── EXERCISE MATERIALS ──

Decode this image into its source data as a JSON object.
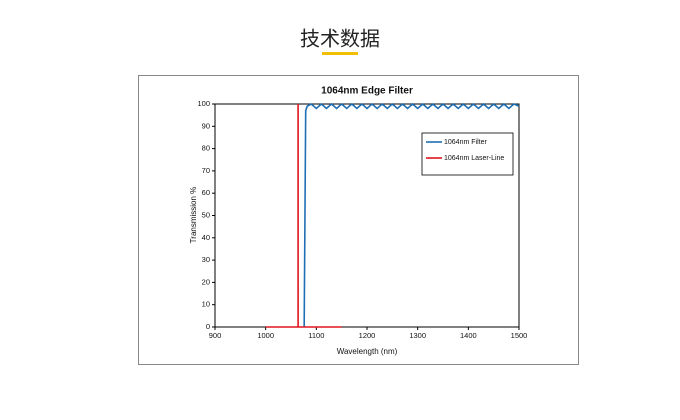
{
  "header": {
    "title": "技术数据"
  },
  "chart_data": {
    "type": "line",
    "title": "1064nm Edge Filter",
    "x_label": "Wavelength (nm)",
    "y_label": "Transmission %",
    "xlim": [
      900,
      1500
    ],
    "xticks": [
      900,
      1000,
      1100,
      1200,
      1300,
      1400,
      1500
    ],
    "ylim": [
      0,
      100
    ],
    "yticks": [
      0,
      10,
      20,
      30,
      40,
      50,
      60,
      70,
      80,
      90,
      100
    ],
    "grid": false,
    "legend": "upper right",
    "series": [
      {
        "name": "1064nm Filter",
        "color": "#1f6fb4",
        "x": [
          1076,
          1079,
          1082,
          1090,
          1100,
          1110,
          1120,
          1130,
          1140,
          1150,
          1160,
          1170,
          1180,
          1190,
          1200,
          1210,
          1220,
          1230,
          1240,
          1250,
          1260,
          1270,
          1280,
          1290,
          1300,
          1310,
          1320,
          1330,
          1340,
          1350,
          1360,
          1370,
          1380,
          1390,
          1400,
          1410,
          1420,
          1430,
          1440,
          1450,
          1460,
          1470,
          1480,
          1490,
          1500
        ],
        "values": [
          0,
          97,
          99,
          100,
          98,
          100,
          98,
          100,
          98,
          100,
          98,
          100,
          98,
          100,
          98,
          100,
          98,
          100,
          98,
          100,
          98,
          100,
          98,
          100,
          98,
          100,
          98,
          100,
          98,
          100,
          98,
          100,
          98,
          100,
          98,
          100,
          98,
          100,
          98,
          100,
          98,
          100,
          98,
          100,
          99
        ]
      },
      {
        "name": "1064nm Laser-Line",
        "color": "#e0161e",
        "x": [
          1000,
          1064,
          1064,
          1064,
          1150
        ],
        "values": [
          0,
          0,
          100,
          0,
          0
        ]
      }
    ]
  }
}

───

→ **WHAT YOU HAVE TO DO**
Without including any pictures, reproduce the listing exactly.

→ **TASK RESPONSE**
Decode this image into its source data as a JSON object.
{
  "header": {
    "title": "技术数据"
  },
  "chart_data": {
    "type": "line",
    "title": "1064nm Edge Filter",
    "x_label": "Wavelength (nm)",
    "y_label": "Transmission %",
    "xlim": [
      900,
      1500
    ],
    "xticks": [
      900,
      1000,
      1100,
      1200,
      1300,
      1400,
      1500
    ],
    "ylim": [
      0,
      100
    ],
    "yticks": [
      0,
      10,
      20,
      30,
      40,
      50,
      60,
      70,
      80,
      90,
      100
    ],
    "grid": false,
    "legend": "upper right",
    "series": [
      {
        "name": "1064nm Filter",
        "color": "#1f6fb4",
        "x": [
          1076,
          1079,
          1082,
          1090,
          1100,
          1110,
          1120,
          1130,
          1140,
          1150,
          1160,
          1170,
          1180,
          1190,
          1200,
          1210,
          1220,
          1230,
          1240,
          1250,
          1260,
          1270,
          1280,
          1290,
          1300,
          1310,
          1320,
          1330,
          1340,
          1350,
          1360,
          1370,
          1380,
          1390,
          1400,
          1410,
          1420,
          1430,
          1440,
          1450,
          1460,
          1470,
          1480,
          1490,
          1500
        ],
        "values": [
          0,
          97,
          99,
          100,
          98,
          100,
          98,
          100,
          98,
          100,
          98,
          100,
          98,
          100,
          98,
          100,
          98,
          100,
          98,
          100,
          98,
          100,
          98,
          100,
          98,
          100,
          98,
          100,
          98,
          100,
          98,
          100,
          98,
          100,
          98,
          100,
          98,
          100,
          98,
          100,
          98,
          100,
          98,
          100,
          99
        ]
      },
      {
        "name": "1064nm Laser-Line",
        "color": "#e0161e",
        "x": [
          1000,
          1064,
          1064,
          1064,
          1150
        ],
        "values": [
          0,
          0,
          100,
          0,
          0
        ]
      }
    ]
  }
}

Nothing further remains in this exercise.